Reproduce the listing word for word. Skip any image.

:: EXCERPTED RECORDS ::

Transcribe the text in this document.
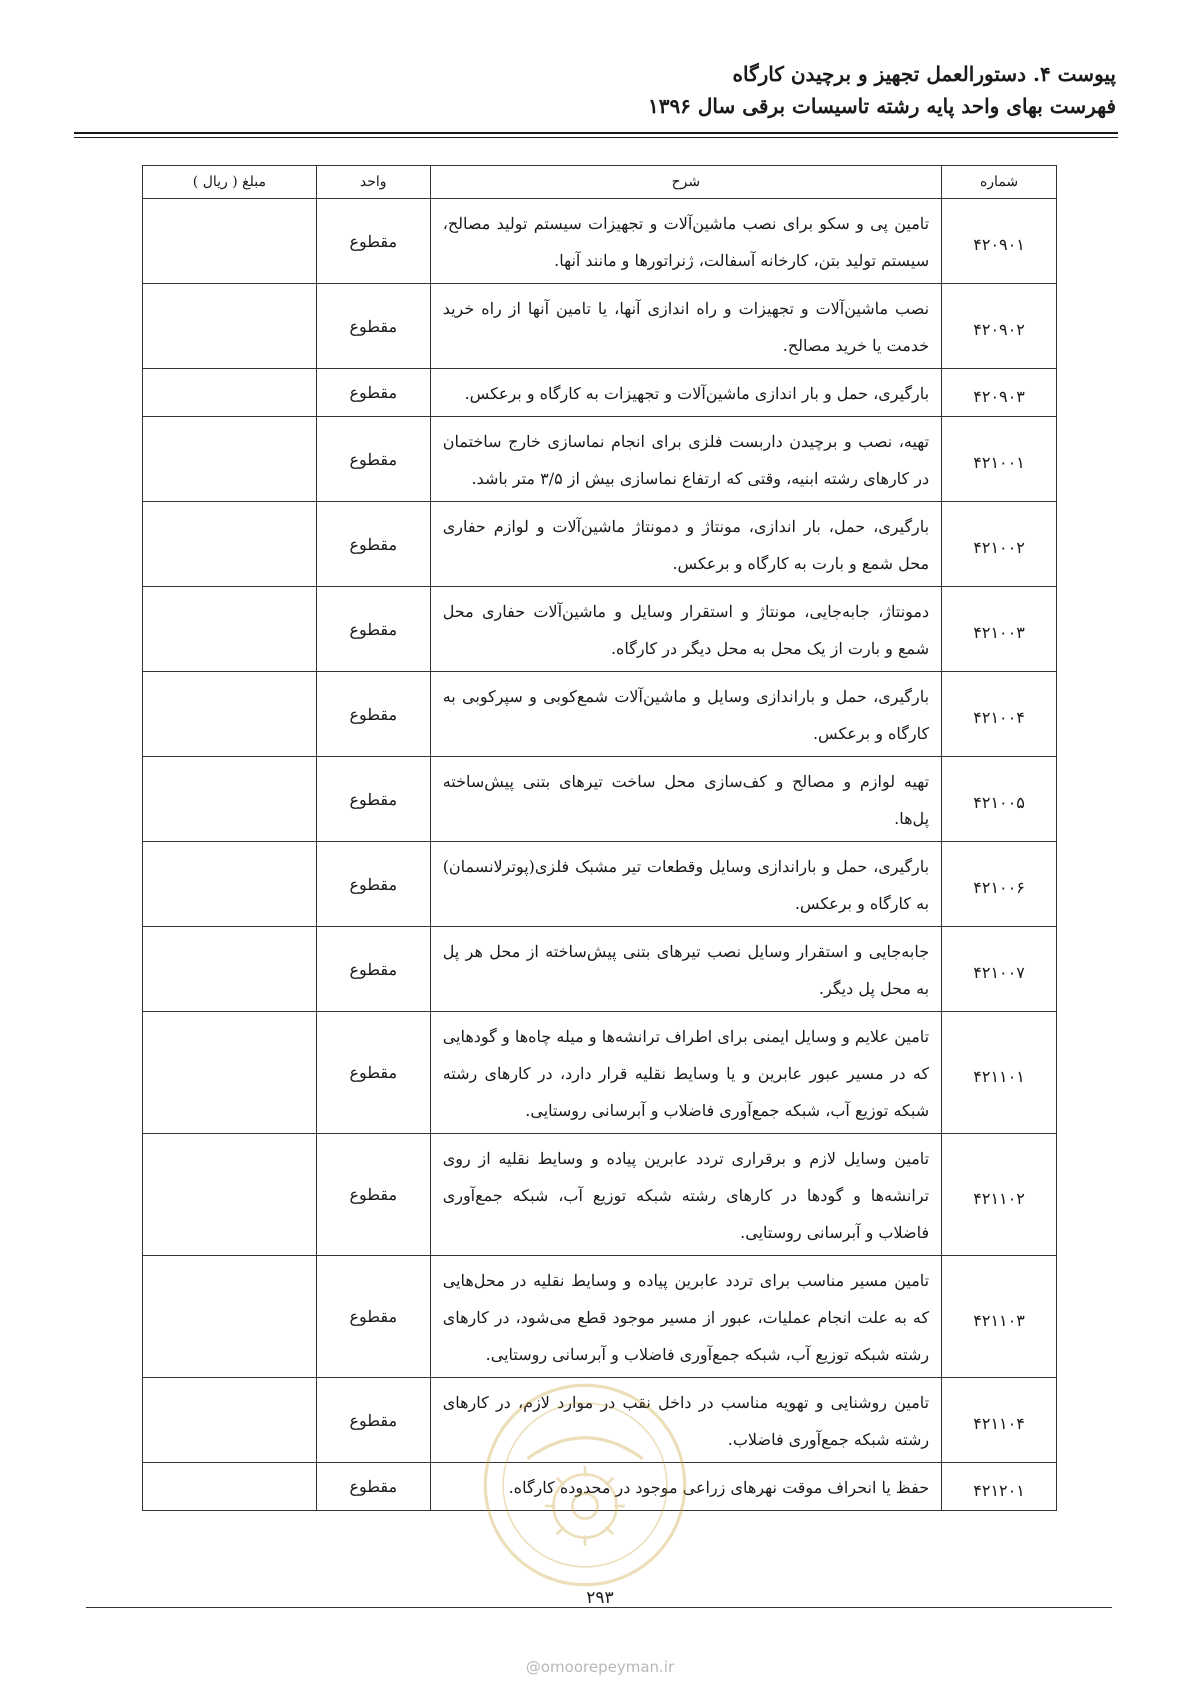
پیوست ۴. دستورالعمل تجهیز و برچیدن کارگاه
فهرست بهای واحد پایه رشته تاسیسات برقی سال ۱۳۹۶
شماره	شرح	واحد	مبلغ ( ریال )
۴۲۰۹۰۱	تامین پی و سکو برای نصب ماشین‌آلات و تجهیزات سیستم تولید مصالح، سیستم تولید بتن، کارخانه آسفالت، ژنراتورها و مانند آنها.	مقطوع	
۴۲۰۹۰۲	نصب ماشین‌آلات و تجهیزات و راه اندازی آنها، یا تامین آنها از راه خرید خدمت یا خرید مصالح.	مقطوع	
۴۲۰۹۰۳	بارگیری، حمل و بار اندازی ماشین‌آلات و تجهیزات به کارگاه و برعکس.	مقطوع	
۴۲۱۰۰۱	تهیه، نصب و برچیدن داربست فلزی برای انجام نماسازی خارج ساختمان در کارهای رشته ابنیه، وقتی که ارتفاع نماسازی بیش از ۳/۵ متر باشد.	مقطوع	
۴۲۱۰۰۲	بارگیری، حمل، بار اندازی، مونتاژ و دمونتاژ ماشین‌آلات و لوازم حفاری محل شمع و بارت به کارگاه و برعکس.	مقطوع	
۴۲۱۰۰۳	دمونتاژ، جابه‌جایی، مونتاژ و استقرار وسایل و ماشین‌آلات حفاری محل شمع و بارت از یک محل به محل دیگر در کارگاه.	مقطوع	
۴۲۱۰۰۴	بارگیری، حمل و باراندازی وسایل و ماشین‌آلات شمع‌کوبی و سپرکوبی به کارگاه و برعکس.	مقطوع	
۴۲۱۰۰۵	تهیه لوازم و مصالح و کف‌سازی محل ساخت تیرهای بتنی پیش‌ساخته پل‌ها.	مقطوع	
۴۲۱۰۰۶	بارگیری، حمل و باراندازی وسایل وقطعات تیر مشبک فلزی(پوترلانسمان) به کارگاه و برعکس.	مقطوع	
۴۲۱۰۰۷	جابه‌جایی و استقرار وسایل نصب تیرهای بتنی پیش‌ساخته از محل هر پل به محل پل دیگر.	مقطوع	
۴۲۱۱۰۱	تامین علایم و وسایل ایمنی برای اطراف ترانشه‌ها و میله چاه‌ها و گودهایی که در مسیر عبور عابرین و یا وسایط نقلیه قرار دارد، در کارهای رشته شبکه توزیع آب، شبکه جمع‌آوری فاضلاب و آبرسانی روستایی.	مقطوع	
۴۲۱۱۰۲	تامین وسایل لازم و برقراری تردد عابرین پیاده و وسایط نقلیه از روی ترانشه‌ها و گودها در کارهای رشته شبکه توزیع آب، شبکه جمع‌آوری فاضلاب و آبرسانی روستایی.	مقطوع	
۴۲۱۱۰۳	تامین مسیر مناسب برای تردد عابرین پیاده و وسایط نقلیه در محل‌هایی که به علت انجام عملیات، عبور از مسیر موجود قطع می‌شود، در کارهای رشته شبکه توزیع آب، شبکه جمع‌آوری فاضلاب و آبرسانی روستایی.	مقطوع	
۴۲۱۱۰۴	تامین روشنایی و تهویه مناسب در داخل نقب در موارد لازم، در کارهای رشته شبکه جمع‌آوری فاضلاب.	مقطوع	
۴۲۱۲۰۱	حفظ یا انحراف موقت نهرهای زراعی موجود در محدوده کارگاه.	مقطوع	
۲۹۳
@omoorepeyman.ir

:::

> [ANSWER FOR THE TASK]:
Transcribe the text in this document.
پیوست ۴. دستورالعمل تجهیز و برچیدن کارگاه
فهرست بهای واحد پایه رشته تاسیسات برقی سال ۱۳۹۶
شماره	شرح	واحد	مبلغ ( ریال )
۴۲۰۹۰۱	تامین پی و سکو برای نصب ماشین‌آلات و تجهیزات سیستم تولید مصالح، سیستم تولید بتن، کارخانه آسفالت، ژنراتورها و مانند آنها.	مقطوع	
۴۲۰۹۰۲	نصب ماشین‌آلات و تجهیزات و راه اندازی آنها، یا تامین آنها از راه خرید خدمت یا خرید مصالح.	مقطوع	
۴۲۰۹۰۳	بارگیری، حمل و بار اندازی ماشین‌آلات و تجهیزات به کارگاه و برعکس.	مقطوع	
۴۲۱۰۰۱	تهیه، نصب و برچیدن داربست فلزی برای انجام نماسازی خارج ساختمان در کارهای رشته ابنیه، وقتی که ارتفاع نماسازی بیش از ۳/۵ متر باشد.	مقطوع	
۴۲۱۰۰۲	بارگیری، حمل، بار اندازی، مونتاژ و دمونتاژ ماشین‌آلات و لوازم حفاری محل شمع و بارت به کارگاه و برعکس.	مقطوع	
۴۲۱۰۰۳	دمونتاژ، جابه‌جایی، مونتاژ و استقرار وسایل و ماشین‌آلات حفاری محل شمع و بارت از یک محل به محل دیگر در کارگاه.	مقطوع	
۴۲۱۰۰۴	بارگیری، حمل و باراندازی وسایل و ماشین‌آلات شمع‌کوبی و سپرکوبی به کارگاه و برعکس.	مقطوع	
۴۲۱۰۰۵	تهیه لوازم و مصالح و کف‌سازی محل ساخت تیرهای بتنی پیش‌ساخته پل‌ها.	مقطوع	
۴۲۱۰۰۶	بارگیری، حمل و باراندازی وسایل وقطعات تیر مشبک فلزی(پوترلانسمان) به کارگاه و برعکس.	مقطوع	
۴۲۱۰۰۷	جابه‌جایی و استقرار وسایل نصب تیرهای بتنی پیش‌ساخته از محل هر پل به محل پل دیگر.	مقطوع	
۴۲۱۱۰۱	تامین علایم و وسایل ایمنی برای اطراف ترانشه‌ها و میله چاه‌ها و گودهایی که در مسیر عبور عابرین و یا وسایط نقلیه قرار دارد، در کارهای رشته شبکه توزیع آب، شبکه جمع‌آوری فاضلاب و آبرسانی روستایی.	مقطوع	
۴۲۱۱۰۲	تامین وسایل لازم و برقراری تردد عابرین پیاده و وسایط نقلیه از روی ترانشه‌ها و گودها در کارهای رشته شبکه توزیع آب، شبکه جمع‌آوری فاضلاب و آبرسانی روستایی.	مقطوع	
۴۲۱۱۰۳	تامین مسیر مناسب برای تردد عابرین پیاده و وسایط نقلیه در محل‌هایی که به علت انجام عملیات، عبور از مسیر موجود قطع می‌شود، در کارهای رشته شبکه توزیع آب، شبکه جمع‌آوری فاضلاب و آبرسانی روستایی.	مقطوع	
۴۲۱۱۰۴	تامین روشنایی و تهویه مناسب در داخل نقب در موارد لازم، در کارهای رشته شبکه جمع‌آوری فاضلاب.	مقطوع	
۴۲۱۲۰۱	حفظ یا انحراف موقت نهرهای زراعی موجود در محدوده کارگاه.	مقطوع	
۲۹۳
@omoorepeyman.ir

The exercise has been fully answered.